((

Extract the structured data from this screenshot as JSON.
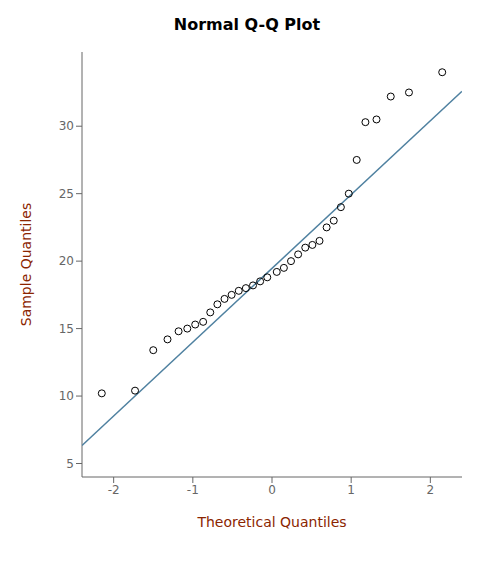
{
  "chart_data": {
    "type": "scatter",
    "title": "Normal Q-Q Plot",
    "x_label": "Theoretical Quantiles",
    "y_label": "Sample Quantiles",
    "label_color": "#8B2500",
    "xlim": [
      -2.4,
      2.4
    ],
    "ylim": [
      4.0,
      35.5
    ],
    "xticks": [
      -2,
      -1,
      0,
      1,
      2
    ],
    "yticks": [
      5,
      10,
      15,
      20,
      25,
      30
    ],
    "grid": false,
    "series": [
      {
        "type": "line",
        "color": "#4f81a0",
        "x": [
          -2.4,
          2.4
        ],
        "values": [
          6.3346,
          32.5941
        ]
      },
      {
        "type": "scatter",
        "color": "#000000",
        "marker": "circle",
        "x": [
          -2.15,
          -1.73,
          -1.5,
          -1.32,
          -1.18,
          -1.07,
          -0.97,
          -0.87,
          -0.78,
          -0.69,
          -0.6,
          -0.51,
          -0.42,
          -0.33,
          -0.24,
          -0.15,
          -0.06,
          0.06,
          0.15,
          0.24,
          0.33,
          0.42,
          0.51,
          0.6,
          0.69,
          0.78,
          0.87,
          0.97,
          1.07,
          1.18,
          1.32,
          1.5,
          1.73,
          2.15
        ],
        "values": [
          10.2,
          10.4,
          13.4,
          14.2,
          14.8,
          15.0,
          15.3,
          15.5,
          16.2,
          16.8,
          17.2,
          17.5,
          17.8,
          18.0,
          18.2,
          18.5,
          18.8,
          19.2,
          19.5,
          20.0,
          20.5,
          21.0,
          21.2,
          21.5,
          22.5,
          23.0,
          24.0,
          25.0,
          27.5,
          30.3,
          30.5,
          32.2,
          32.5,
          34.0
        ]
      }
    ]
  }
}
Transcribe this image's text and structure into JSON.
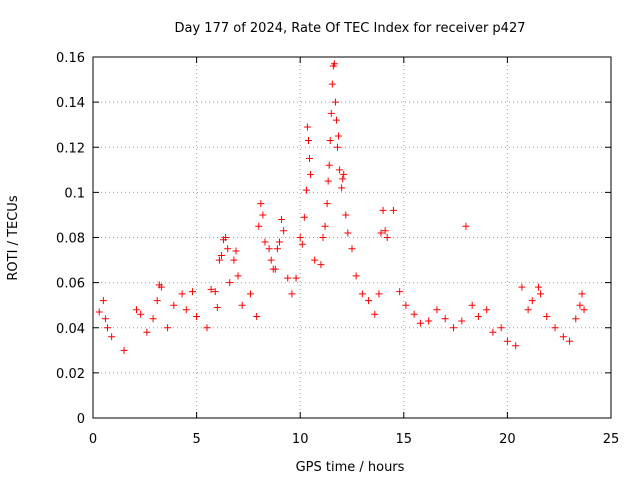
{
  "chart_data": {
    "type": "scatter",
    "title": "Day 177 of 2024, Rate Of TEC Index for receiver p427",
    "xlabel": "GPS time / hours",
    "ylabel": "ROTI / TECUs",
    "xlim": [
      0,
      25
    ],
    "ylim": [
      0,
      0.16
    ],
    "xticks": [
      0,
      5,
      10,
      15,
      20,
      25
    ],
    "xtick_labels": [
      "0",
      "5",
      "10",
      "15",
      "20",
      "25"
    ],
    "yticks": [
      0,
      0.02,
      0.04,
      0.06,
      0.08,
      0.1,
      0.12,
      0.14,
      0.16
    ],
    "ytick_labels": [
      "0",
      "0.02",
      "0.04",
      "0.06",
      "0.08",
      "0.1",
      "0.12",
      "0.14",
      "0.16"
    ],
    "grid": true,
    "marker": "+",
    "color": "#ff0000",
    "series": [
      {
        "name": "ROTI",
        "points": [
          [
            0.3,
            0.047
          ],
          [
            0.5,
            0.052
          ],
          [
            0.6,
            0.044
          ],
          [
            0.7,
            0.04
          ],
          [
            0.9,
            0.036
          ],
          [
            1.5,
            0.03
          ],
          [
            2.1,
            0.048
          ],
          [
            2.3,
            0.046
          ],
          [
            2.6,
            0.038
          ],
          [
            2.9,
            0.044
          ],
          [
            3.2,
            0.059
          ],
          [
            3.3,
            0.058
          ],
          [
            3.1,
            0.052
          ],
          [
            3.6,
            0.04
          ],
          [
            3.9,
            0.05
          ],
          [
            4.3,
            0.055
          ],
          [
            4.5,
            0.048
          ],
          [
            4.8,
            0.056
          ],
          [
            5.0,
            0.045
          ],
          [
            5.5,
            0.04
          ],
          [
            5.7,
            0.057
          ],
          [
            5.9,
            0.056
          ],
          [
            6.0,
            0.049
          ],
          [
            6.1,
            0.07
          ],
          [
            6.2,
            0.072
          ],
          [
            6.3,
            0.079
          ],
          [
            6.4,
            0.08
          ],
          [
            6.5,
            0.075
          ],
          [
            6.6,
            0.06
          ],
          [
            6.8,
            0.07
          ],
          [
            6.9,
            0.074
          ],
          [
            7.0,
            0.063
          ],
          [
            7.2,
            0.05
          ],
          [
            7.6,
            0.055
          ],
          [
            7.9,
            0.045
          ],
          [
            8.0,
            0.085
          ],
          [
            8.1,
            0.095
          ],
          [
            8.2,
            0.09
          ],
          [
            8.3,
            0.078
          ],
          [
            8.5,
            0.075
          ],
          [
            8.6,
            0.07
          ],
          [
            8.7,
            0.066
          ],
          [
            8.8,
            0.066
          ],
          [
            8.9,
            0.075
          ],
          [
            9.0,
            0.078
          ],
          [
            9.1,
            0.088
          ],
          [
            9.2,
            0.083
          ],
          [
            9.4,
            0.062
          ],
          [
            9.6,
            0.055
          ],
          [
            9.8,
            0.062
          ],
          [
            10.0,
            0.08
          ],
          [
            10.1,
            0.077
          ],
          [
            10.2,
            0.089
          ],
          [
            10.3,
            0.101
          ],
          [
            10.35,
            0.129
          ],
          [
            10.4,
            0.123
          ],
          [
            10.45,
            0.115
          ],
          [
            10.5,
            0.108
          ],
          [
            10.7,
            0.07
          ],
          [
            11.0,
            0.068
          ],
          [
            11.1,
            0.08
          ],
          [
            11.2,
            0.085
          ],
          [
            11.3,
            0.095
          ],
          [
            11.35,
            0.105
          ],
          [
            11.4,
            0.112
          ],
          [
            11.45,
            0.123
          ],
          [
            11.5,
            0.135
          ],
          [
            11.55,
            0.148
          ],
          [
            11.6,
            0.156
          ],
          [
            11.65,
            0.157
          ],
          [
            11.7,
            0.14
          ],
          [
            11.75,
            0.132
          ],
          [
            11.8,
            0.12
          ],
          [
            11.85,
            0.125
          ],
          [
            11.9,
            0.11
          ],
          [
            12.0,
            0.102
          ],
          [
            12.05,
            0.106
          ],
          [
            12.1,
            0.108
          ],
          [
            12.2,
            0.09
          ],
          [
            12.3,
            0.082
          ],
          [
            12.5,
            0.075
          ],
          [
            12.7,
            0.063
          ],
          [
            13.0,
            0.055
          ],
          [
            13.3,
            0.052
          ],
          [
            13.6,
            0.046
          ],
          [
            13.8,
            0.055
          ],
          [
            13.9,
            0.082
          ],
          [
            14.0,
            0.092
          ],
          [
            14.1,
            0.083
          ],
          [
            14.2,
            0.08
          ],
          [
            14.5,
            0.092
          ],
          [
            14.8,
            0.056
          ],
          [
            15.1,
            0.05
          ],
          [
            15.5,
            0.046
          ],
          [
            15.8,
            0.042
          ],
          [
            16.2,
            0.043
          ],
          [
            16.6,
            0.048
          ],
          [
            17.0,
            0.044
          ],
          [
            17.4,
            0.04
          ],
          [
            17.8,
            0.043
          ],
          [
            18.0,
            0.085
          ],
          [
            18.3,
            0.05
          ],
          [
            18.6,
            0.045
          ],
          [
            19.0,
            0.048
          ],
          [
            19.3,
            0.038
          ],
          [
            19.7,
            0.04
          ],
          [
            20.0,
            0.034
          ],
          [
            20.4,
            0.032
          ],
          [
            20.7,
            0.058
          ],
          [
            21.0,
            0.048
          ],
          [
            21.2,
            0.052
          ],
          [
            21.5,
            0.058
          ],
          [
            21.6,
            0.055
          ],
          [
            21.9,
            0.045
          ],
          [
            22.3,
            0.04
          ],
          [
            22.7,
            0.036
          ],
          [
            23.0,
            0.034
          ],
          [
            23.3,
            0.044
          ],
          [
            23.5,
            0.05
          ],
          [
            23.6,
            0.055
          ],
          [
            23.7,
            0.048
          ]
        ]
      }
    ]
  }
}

))

■ Brief: Copy the whole listing above word for word but do not carry over the pictures.

■ Output below:
Extract the structured data from this screenshot as JSON.
{
  "chart_data": {
    "type": "scatter",
    "title": "Normal Q-Q Plot",
    "x_label": "Theoretical Quantiles",
    "y_label": "Sample Quantiles",
    "label_color": "#8B2500",
    "xlim": [
      -2.4,
      2.4
    ],
    "ylim": [
      4.0,
      35.5
    ],
    "xticks": [
      -2,
      -1,
      0,
      1,
      2
    ],
    "yticks": [
      5,
      10,
      15,
      20,
      25,
      30
    ],
    "grid": false,
    "series": [
      {
        "type": "line",
        "color": "#4f81a0",
        "x": [
          -2.4,
          2.4
        ],
        "values": [
          6.3346,
          32.5941
        ]
      },
      {
        "type": "scatter",
        "color": "#000000",
        "marker": "circle",
        "x": [
          -2.15,
          -1.73,
          -1.5,
          -1.32,
          -1.18,
          -1.07,
          -0.97,
          -0.87,
          -0.78,
          -0.69,
          -0.6,
          -0.51,
          -0.42,
          -0.33,
          -0.24,
          -0.15,
          -0.06,
          0.06,
          0.15,
          0.24,
          0.33,
          0.42,
          0.51,
          0.6,
          0.69,
          0.78,
          0.87,
          0.97,
          1.07,
          1.18,
          1.32,
          1.5,
          1.73,
          2.15
        ],
        "values": [
          10.2,
          10.4,
          13.4,
          14.2,
          14.8,
          15.0,
          15.3,
          15.5,
          16.2,
          16.8,
          17.2,
          17.5,
          17.8,
          18.0,
          18.2,
          18.5,
          18.8,
          19.2,
          19.5,
          20.0,
          20.5,
          21.0,
          21.2,
          21.5,
          22.5,
          23.0,
          24.0,
          25.0,
          27.5,
          30.3,
          30.5,
          32.2,
          32.5,
          34.0
        ]
      }
    ]
  }
}
Transcribe this image's text and structure into JSON.
{
  "chart_data": {
    "type": "scatter",
    "title": "Day 177 of 2024, Rate Of TEC Index for receiver p427",
    "xlabel": "GPS time / hours",
    "ylabel": "ROTI / TECUs",
    "xlim": [
      0,
      25
    ],
    "ylim": [
      0,
      0.16
    ],
    "xticks": [
      0,
      5,
      10,
      15,
      20,
      25
    ],
    "xtick_labels": [
      "0",
      "5",
      "10",
      "15",
      "20",
      "25"
    ],
    "yticks": [
      0,
      0.02,
      0.04,
      0.06,
      0.08,
      0.1,
      0.12,
      0.14,
      0.16
    ],
    "ytick_labels": [
      "0",
      "0.02",
      "0.04",
      "0.06",
      "0.08",
      "0.1",
      "0.12",
      "0.14",
      "0.16"
    ],
    "grid": true,
    "marker": "+",
    "color": "#ff0000",
    "series": [
      {
        "name": "ROTI",
        "points": [
          [
            0.3,
            0.047
          ],
          [
            0.5,
            0.052
          ],
          [
            0.6,
            0.044
          ],
          [
            0.7,
            0.04
          ],
          [
            0.9,
            0.036
          ],
          [
            1.5,
            0.03
          ],
          [
            2.1,
            0.048
          ],
          [
            2.3,
            0.046
          ],
          [
            2.6,
            0.038
          ],
          [
            2.9,
            0.044
          ],
          [
            3.2,
            0.059
          ],
          [
            3.3,
            0.058
          ],
          [
            3.1,
            0.052
          ],
          [
            3.6,
            0.04
          ],
          [
            3.9,
            0.05
          ],
          [
            4.3,
            0.055
          ],
          [
            4.5,
            0.048
          ],
          [
            4.8,
            0.056
          ],
          [
            5.0,
            0.045
          ],
          [
            5.5,
            0.04
          ],
          [
            5.7,
            0.057
          ],
          [
            5.9,
            0.056
          ],
          [
            6.0,
            0.049
          ],
          [
            6.1,
            0.07
          ],
          [
            6.2,
            0.072
          ],
          [
            6.3,
            0.079
          ],
          [
            6.4,
            0.08
          ],
          [
            6.5,
            0.075
          ],
          [
            6.6,
            0.06
          ],
          [
            6.8,
            0.07
          ],
          [
            6.9,
            0.074
          ],
          [
            7.0,
            0.063
          ],
          [
            7.2,
            0.05
          ],
          [
            7.6,
            0.055
          ],
          [
            7.9,
            0.045
          ],
          [
            8.0,
            0.085
          ],
          [
            8.1,
            0.095
          ],
          [
            8.2,
            0.09
          ],
          [
            8.3,
            0.078
          ],
          [
            8.5,
            0.075
          ],
          [
            8.6,
            0.07
          ],
          [
            8.7,
            0.066
          ],
          [
            8.8,
            0.066
          ],
          [
            8.9,
            0.075
          ],
          [
            9.0,
            0.078
          ],
          [
            9.1,
            0.088
          ],
          [
            9.2,
            0.083
          ],
          [
            9.4,
            0.062
          ],
          [
            9.6,
            0.055
          ],
          [
            9.8,
            0.062
          ],
          [
            10.0,
            0.08
          ],
          [
            10.1,
            0.077
          ],
          [
            10.2,
            0.089
          ],
          [
            10.3,
            0.101
          ],
          [
            10.35,
            0.129
          ],
          [
            10.4,
            0.123
          ],
          [
            10.45,
            0.115
          ],
          [
            10.5,
            0.108
          ],
          [
            10.7,
            0.07
          ],
          [
            11.0,
            0.068
          ],
          [
            11.1,
            0.08
          ],
          [
            11.2,
            0.085
          ],
          [
            11.3,
            0.095
          ],
          [
            11.35,
            0.105
          ],
          [
            11.4,
            0.112
          ],
          [
            11.45,
            0.123
          ],
          [
            11.5,
            0.135
          ],
          [
            11.55,
            0.148
          ],
          [
            11.6,
            0.156
          ],
          [
            11.65,
            0.157
          ],
          [
            11.7,
            0.14
          ],
          [
            11.75,
            0.132
          ],
          [
            11.8,
            0.12
          ],
          [
            11.85,
            0.125
          ],
          [
            11.9,
            0.11
          ],
          [
            12.0,
            0.102
          ],
          [
            12.05,
            0.106
          ],
          [
            12.1,
            0.108
          ],
          [
            12.2,
            0.09
          ],
          [
            12.3,
            0.082
          ],
          [
            12.5,
            0.075
          ],
          [
            12.7,
            0.063
          ],
          [
            13.0,
            0.055
          ],
          [
            13.3,
            0.052
          ],
          [
            13.6,
            0.046
          ],
          [
            13.8,
            0.055
          ],
          [
            13.9,
            0.082
          ],
          [
            14.0,
            0.092
          ],
          [
            14.1,
            0.083
          ],
          [
            14.2,
            0.08
          ],
          [
            14.5,
            0.092
          ],
          [
            14.8,
            0.056
          ],
          [
            15.1,
            0.05
          ],
          [
            15.5,
            0.046
          ],
          [
            15.8,
            0.042
          ],
          [
            16.2,
            0.043
          ],
          [
            16.6,
            0.048
          ],
          [
            17.0,
            0.044
          ],
          [
            17.4,
            0.04
          ],
          [
            17.8,
            0.043
          ],
          [
            18.0,
            0.085
          ],
          [
            18.3,
            0.05
          ],
          [
            18.6,
            0.045
          ],
          [
            19.0,
            0.048
          ],
          [
            19.3,
            0.038
          ],
          [
            19.7,
            0.04
          ],
          [
            20.0,
            0.034
          ],
          [
            20.4,
            0.032
          ],
          [
            20.7,
            0.058
          ],
          [
            21.0,
            0.048
          ],
          [
            21.2,
            0.052
          ],
          [
            21.5,
            0.058
          ],
          [
            21.6,
            0.055
          ],
          [
            21.9,
            0.045
          ],
          [
            22.3,
            0.04
          ],
          [
            22.7,
            0.036
          ],
          [
            23.0,
            0.034
          ],
          [
            23.3,
            0.044
          ],
          [
            23.5,
            0.05
          ],
          [
            23.6,
            0.055
          ],
          [
            23.7,
            0.048
          ]
        ]
      }
    ]
  }
}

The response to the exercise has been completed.